Assigned task
Look for the word "nhiệt" in the records, and copy each line where it appears.

Material supplied

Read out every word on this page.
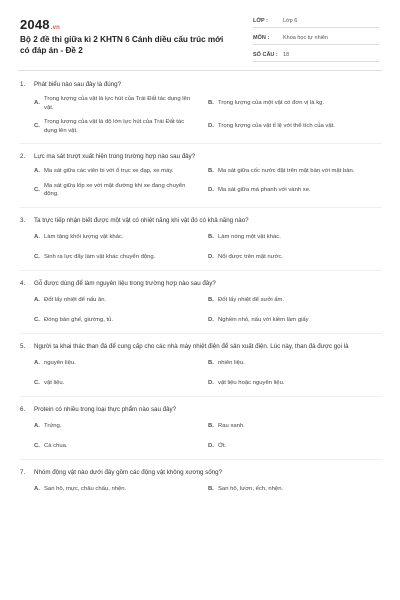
2048.vn
Bộ 2 đề thi giữa kì 2 KHTN 6 Cánh diều cấu trúc mới có đáp án - Đề 2
LỚP :	Lớp 6
MÔN :	Khoa học tự nhiên
SỐ CÂU : 18
1.	Phát biểu nào sau đây là đúng?
A.
Trọng lượng của vật là lực hút của Trái Đất tác dụng lên vật.
B. Trọng lượng của một vật có đơn vị là kg.
C.
Trọng lượng của vật là độ lớn lực hút của Trái Đất tác dụng lên vật.
D. Trọng lượng của vật tỉ lệ với thể tích của vật.
2.	Lực ma sát trượt xuất hiện trong trường hợp nào sau đây?
A. Ma sát giữa các viên bi với ổ trục xe đạp, xe máy.	B. Ma sát giữa cốc nước đặt trên mặt bàn với mặt bàn.
C.
Ma sát giữa lốp xe với mặt đường khi xe đang chuyển động.
D. Ma sát giữa má phanh với vành xe.
3.	Ta trực tiếp nhận biết được một vật có nhiệt năng khi vật đó có khả năng nào?
A. Làm tăng khối lượng vật khác.	B. Làm nóng một vật khác.
C. Sinh ra lực đẩy làm vật khác chuyển động.	D. Nổi được trên mặt nước.
4.	Gỗ được dùng để làm nguyên liệu trong trường hợp nào sau đây?
A. Đốt lấy nhiệt để nấu ăn.	B. Đốt lấy nhiệt để sưởi ấm.
C. Đóng bàn ghế, giường, tủ.	D. Nghiền nhỏ, nấu với kiềm làm giấy
5.	Người ta khai thác than đá để cung cấp cho các nhà máy nhiệt điện để sản xuất điện. Lúc này, than đá được gọi là
A. nguyên liệu.	B. nhiên liệu.
C. vật liệu.	D. vật liệu hoặc nguyên liệu.
6.	Protein có nhiều trong loại thực phẩm nào sau đây?
A. Trứng.	B. Rau xanh.
C. Cà chua.	D. Ớt.
7.	Nhóm động vật nào dưới đây gồm các động vật không xương sống?
A. San hô, mực, châu chấu, nhện.	B. San hô, lươn, ếch, nhện.
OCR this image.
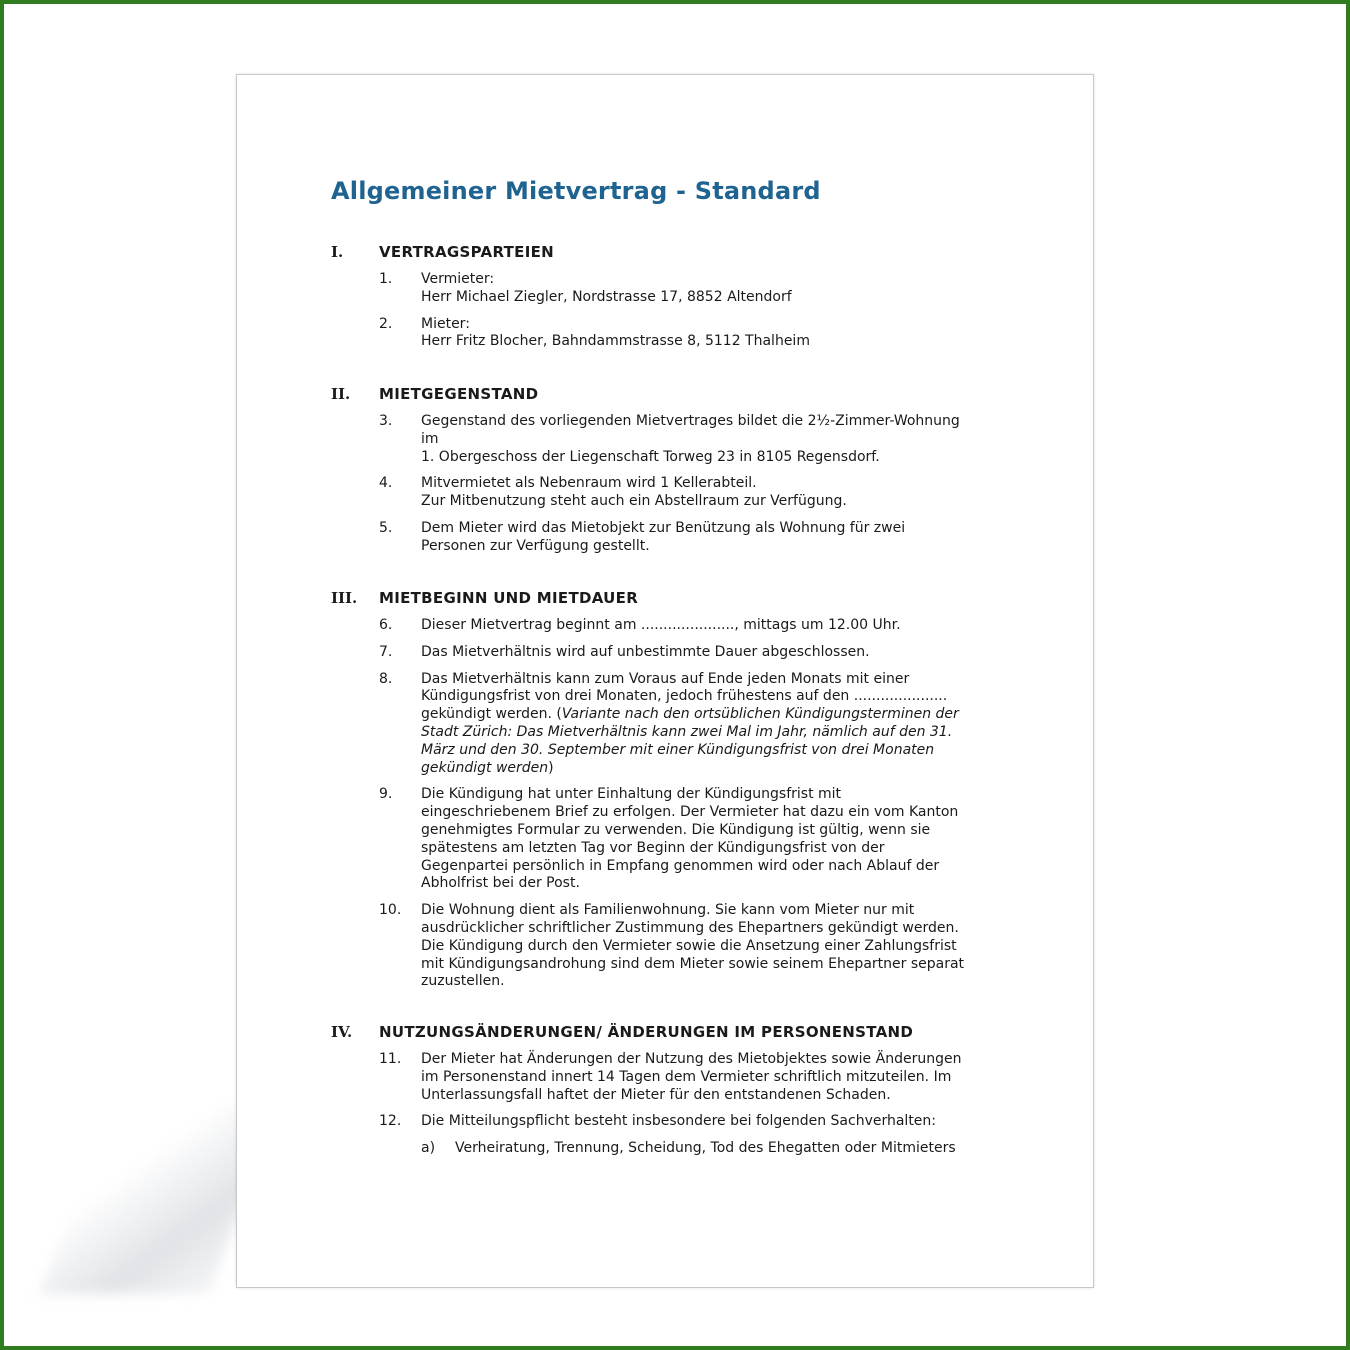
Allgemeiner Mietvertrag - Standard
I. VERTRAGSPARTEIEN
1. Vermieter:
Herr Michael Ziegler, Nordstrasse 17, 8852 Altendorf
2. Mieter:
Herr Fritz Blocher, Bahndammstrasse 8, 5112 Thalheim
II. MIETGEGENSTAND
3. Gegenstand des vorliegenden Mietvertrages bildet die 2½-Zimmer-Wohnung
im
1. Obergeschoss der Liegenschaft Torweg 23 in 8105 Regensdorf.
4. Mitvermietet als Nebenraum wird 1 Kellerabteil.
Zur Mitbenutzung steht auch ein Abstellraum zur Verfügung.
5. Dem Mieter wird das Mietobjekt zur Benützung als Wohnung für zwei
Personen zur Verfügung gestellt.
III. MIETBEGINN UND MIETDAUER
6. Dieser Mietvertrag beginnt am ....................., mittags um 12.00 Uhr.
7. Das Mietverhältnis wird auf unbestimmte Dauer abgeschlossen.
8. Das Mietverhältnis kann zum Voraus auf Ende jeden Monats mit einer
Kündigungsfrist von drei Monaten, jedoch frühestens auf den .....................
gekündigt werden. (Variante nach den ortsüblichen Kündigungsterminen der
Stadt Zürich: Das Mietverhältnis kann zwei Mal im Jahr, nämlich auf den 31.
März und den 30. September mit einer Kündigungsfrist von drei Monaten
gekündigt werden)
9. Die Kündigung hat unter Einhaltung der Kündigungsfrist mit
eingeschriebenem Brief zu erfolgen. Der Vermieter hat dazu ein vom Kanton
genehmigtes Formular zu verwenden. Die Kündigung ist gültig, wenn sie
spätestens am letzten Tag vor Beginn der Kündigungsfrist von der
Gegenpartei persönlich in Empfang genommen wird oder nach Ablauf der
Abholfrist bei der Post.
10. Die Wohnung dient als Familienwohnung. Sie kann vom Mieter nur mit
ausdrücklicher schriftlicher Zustimmung des Ehepartners gekündigt werden.
Die Kündigung durch den Vermieter sowie die Ansetzung einer Zahlungsfrist
mit Kündigungsandrohung sind dem Mieter sowie seinem Ehepartner separat
zuzustellen.
IV. NUTZUNGSÄNDERUNGEN/ ÄNDERUNGEN IM PERSONENSTAND
11. Der Mieter hat Änderungen der Nutzung des Mietobjektes sowie Änderungen
im Personenstand innert 14 Tagen dem Vermieter schriftlich mitzuteilen. Im
Unterlassungsfall haftet der Mieter für den entstandenen Schaden.
12. Die Mitteilungspflicht besteht insbesondere bei folgenden Sachverhalten:
a) Verheiratung, Trennung, Scheidung, Tod des Ehegatten oder Mitmieters
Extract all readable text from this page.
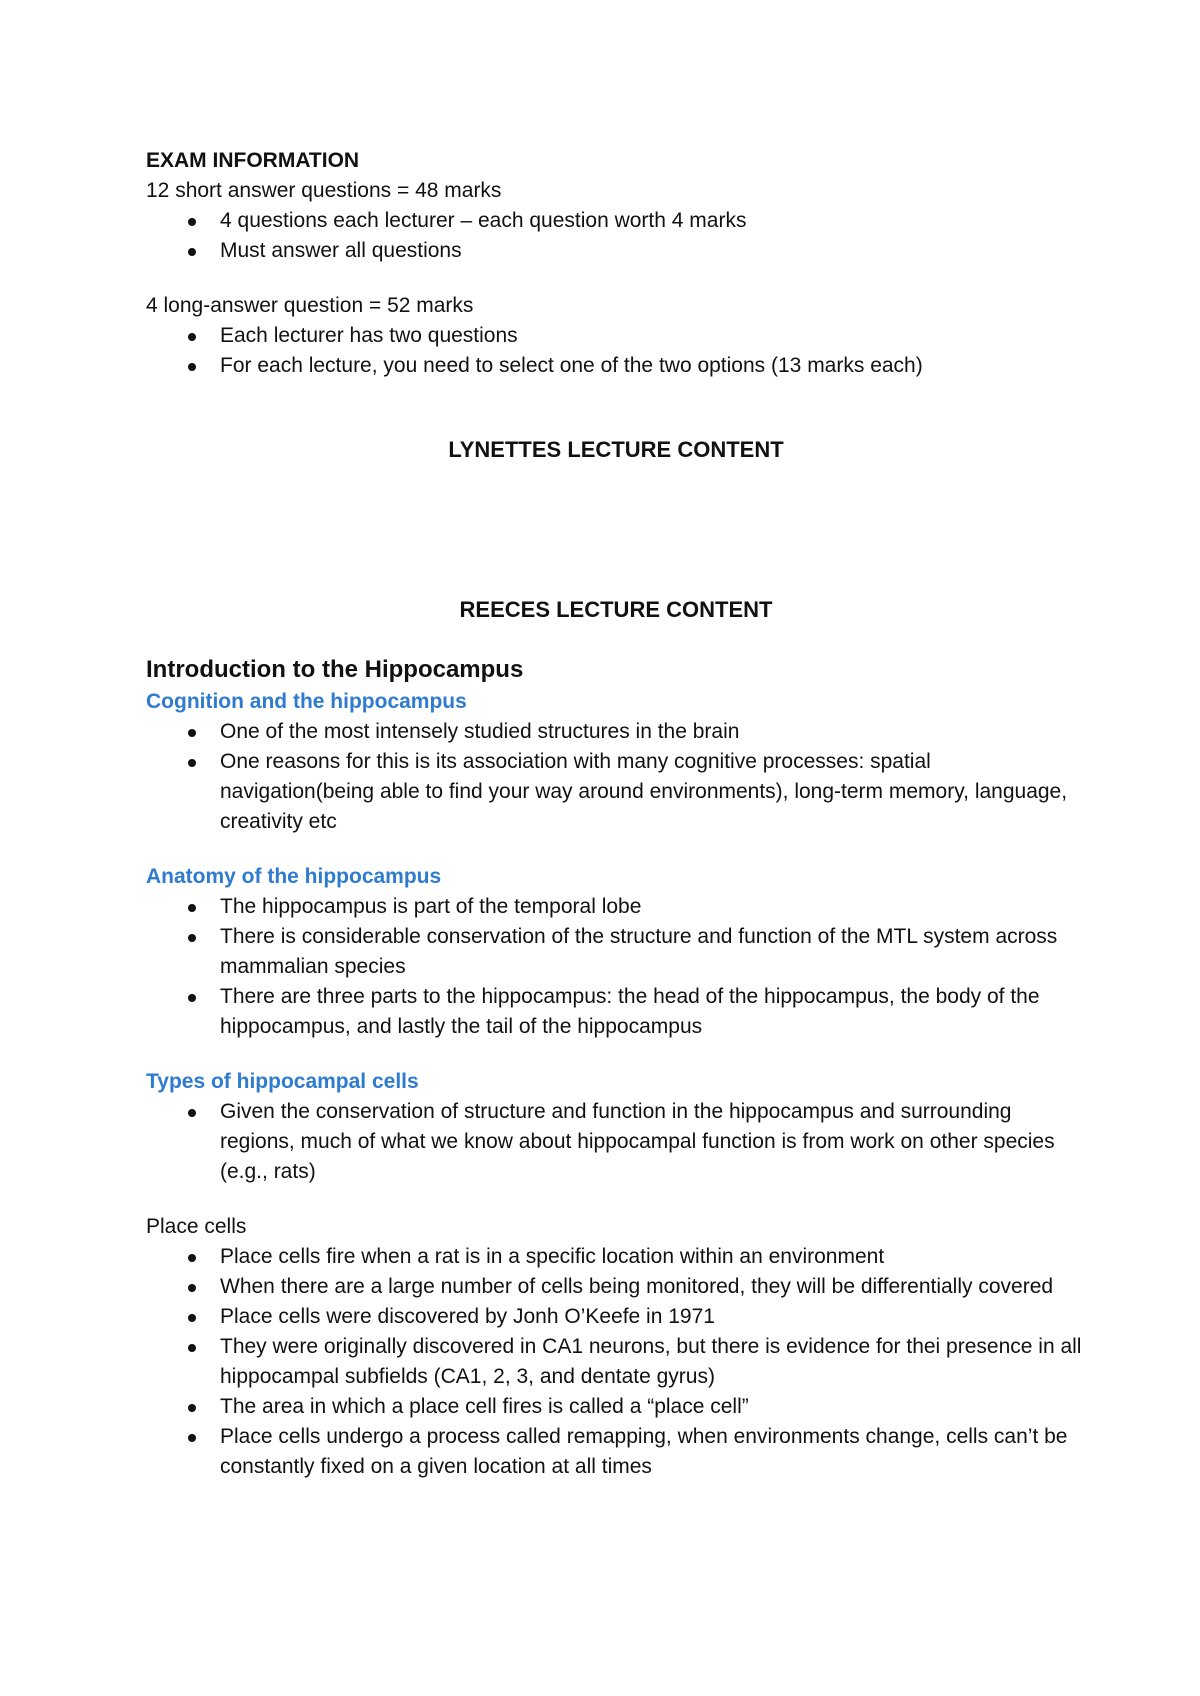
EXAM INFORMATION

12 short answer questions = 48 marks

4 questions each lecturer – each question worth 4 marks
Must answer all questions

4 long-answer question = 52 marks

Each lecturer has two questions
For each lecture, you need to select one of the two options (13 marks each)

LYNETTES LECTURE CONTENT

REECES LECTURE CONTENT

Introduction to the Hippocampus

Cognition and the hippocampus

One of the most intensely studied structures in the brain
One reasons for this is its association with many cognitive processes: spatial navigation(being able to find your way around environments), long-term memory, language, creativity etc

Anatomy of the hippocampus

The hippocampus is part of the temporal lobe
There is considerable conservation of the structure and function of the MTL system across mammalian species
There are three parts to the hippocampus: the head of the hippocampus, the body of the hippocampus, and lastly the tail of the hippocampus

Types of hippocampal cells

Given the conservation of structure and function in the hippocampus and surrounding regions, much of what we know about hippocampal function is from work on other species (e.g., rats)

Place cells

Place cells fire when a rat is in a specific location within an environment
When there are a large number of cells being monitored, they will be differentially covered
Place cells were discovered by Jonh O’Keefe in 1971
They were originally discovered in CA1 neurons, but there is evidence for thei presence in all hippocampal subfields (CA1, 2, 3, and dentate gyrus)
The area in which a place cell fires is called a “place cell”
Place cells undergo a process called remapping, when environments change, cells can’t be constantly fixed on a given location at all times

Response to the exercise
3.	Ta trực tiếp nhận biết được một vật có nhiệt năng khi vật đó có khả năng nào?
A. Đốt lấy nhiệt để nấu ăn.	B. Đốt lấy nhiệt để sưởi ấm.
5.	Người ta khai thác than đá để cung cấp cho các nhà máy nhiệt điện để sản xuất điện. Lúc này, than đá được gọi là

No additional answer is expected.